══ PROVIDED DATA ══

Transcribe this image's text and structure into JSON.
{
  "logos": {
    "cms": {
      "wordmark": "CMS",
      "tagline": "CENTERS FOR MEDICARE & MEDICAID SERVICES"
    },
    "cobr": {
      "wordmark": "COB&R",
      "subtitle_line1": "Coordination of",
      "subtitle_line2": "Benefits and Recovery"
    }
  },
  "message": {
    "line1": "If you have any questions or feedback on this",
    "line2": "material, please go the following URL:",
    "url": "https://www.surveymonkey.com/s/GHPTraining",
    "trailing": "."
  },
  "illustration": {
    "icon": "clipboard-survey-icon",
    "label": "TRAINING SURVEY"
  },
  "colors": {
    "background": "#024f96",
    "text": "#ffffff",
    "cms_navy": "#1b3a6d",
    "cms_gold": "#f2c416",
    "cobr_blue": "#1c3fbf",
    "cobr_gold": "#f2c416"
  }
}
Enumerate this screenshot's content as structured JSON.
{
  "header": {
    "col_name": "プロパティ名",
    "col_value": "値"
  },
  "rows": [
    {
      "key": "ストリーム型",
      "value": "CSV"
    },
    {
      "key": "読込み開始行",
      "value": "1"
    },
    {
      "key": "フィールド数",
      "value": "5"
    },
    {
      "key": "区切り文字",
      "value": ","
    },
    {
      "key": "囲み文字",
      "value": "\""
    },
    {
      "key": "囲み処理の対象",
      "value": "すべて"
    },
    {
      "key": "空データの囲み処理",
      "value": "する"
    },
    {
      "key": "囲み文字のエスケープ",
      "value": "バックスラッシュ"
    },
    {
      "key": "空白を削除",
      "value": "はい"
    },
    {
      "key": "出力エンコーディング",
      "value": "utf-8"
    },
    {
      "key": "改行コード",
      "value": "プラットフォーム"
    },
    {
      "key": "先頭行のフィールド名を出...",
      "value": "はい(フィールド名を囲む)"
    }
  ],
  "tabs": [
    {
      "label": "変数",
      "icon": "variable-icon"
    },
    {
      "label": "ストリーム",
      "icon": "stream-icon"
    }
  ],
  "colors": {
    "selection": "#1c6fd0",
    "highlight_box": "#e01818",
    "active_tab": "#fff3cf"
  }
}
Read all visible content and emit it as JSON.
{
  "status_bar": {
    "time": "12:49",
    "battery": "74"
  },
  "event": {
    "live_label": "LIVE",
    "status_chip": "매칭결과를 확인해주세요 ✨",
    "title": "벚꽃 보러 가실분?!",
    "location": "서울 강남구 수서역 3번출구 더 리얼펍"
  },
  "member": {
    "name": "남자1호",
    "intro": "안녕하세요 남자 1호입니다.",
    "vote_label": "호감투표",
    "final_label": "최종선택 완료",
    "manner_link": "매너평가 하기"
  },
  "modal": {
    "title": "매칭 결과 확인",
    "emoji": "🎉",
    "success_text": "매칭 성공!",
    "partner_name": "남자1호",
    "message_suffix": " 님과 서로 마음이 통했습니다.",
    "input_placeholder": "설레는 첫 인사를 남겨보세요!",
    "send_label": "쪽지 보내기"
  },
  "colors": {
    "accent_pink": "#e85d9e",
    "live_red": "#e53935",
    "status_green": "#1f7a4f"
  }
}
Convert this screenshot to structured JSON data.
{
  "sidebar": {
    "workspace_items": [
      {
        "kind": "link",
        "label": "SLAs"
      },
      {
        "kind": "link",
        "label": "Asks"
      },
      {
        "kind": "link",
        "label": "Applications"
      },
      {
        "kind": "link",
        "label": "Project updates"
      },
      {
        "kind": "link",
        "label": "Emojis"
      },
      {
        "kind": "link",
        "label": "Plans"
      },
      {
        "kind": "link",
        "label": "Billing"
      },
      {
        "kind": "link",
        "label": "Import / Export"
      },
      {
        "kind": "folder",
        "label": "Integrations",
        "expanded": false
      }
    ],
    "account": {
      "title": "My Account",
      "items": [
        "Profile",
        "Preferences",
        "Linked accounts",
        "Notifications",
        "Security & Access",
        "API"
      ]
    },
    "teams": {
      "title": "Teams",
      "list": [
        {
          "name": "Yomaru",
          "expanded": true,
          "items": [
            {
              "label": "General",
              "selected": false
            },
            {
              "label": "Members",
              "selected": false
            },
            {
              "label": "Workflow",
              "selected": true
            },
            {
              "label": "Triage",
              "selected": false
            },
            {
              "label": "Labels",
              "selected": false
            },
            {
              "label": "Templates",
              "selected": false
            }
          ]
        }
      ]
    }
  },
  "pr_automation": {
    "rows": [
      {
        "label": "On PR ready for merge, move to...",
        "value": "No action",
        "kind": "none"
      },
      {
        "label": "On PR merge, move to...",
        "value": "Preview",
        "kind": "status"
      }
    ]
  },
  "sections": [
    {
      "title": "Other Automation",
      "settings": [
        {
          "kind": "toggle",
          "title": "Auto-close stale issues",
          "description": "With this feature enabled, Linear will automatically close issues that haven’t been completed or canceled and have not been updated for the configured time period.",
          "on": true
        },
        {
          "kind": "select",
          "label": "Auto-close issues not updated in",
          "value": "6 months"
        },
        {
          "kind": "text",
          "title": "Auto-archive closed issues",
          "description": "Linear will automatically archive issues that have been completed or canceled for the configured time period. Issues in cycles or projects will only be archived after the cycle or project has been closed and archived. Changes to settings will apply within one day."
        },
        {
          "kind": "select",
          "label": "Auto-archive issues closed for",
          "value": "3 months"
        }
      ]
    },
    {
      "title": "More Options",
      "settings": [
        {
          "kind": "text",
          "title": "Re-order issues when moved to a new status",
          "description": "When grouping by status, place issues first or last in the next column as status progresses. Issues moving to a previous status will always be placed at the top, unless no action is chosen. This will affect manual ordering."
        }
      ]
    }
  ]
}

═══

**SHORT TASK**
Which lines hold the word "description"? Copy every one of them.

**WRITTEN RESPONSE**
          "description": "With this feature enabled, Linear will automatically close issues that haven’t been completed or canceled and have not been updated for the configured time period.",
          "description": "Linear will automatically archive issues that have been completed or canceled for the configured time period. Issues in cycles or projects will only be archived after the cycle or project has been closed and archived. Changes to settings will apply within one day."
          "description": "When grouping by status, place issues first or last in the next column as status progresses. Issues moving to a previous status will always be placed at the top, unless no action is chosen. This will affect manual ordering."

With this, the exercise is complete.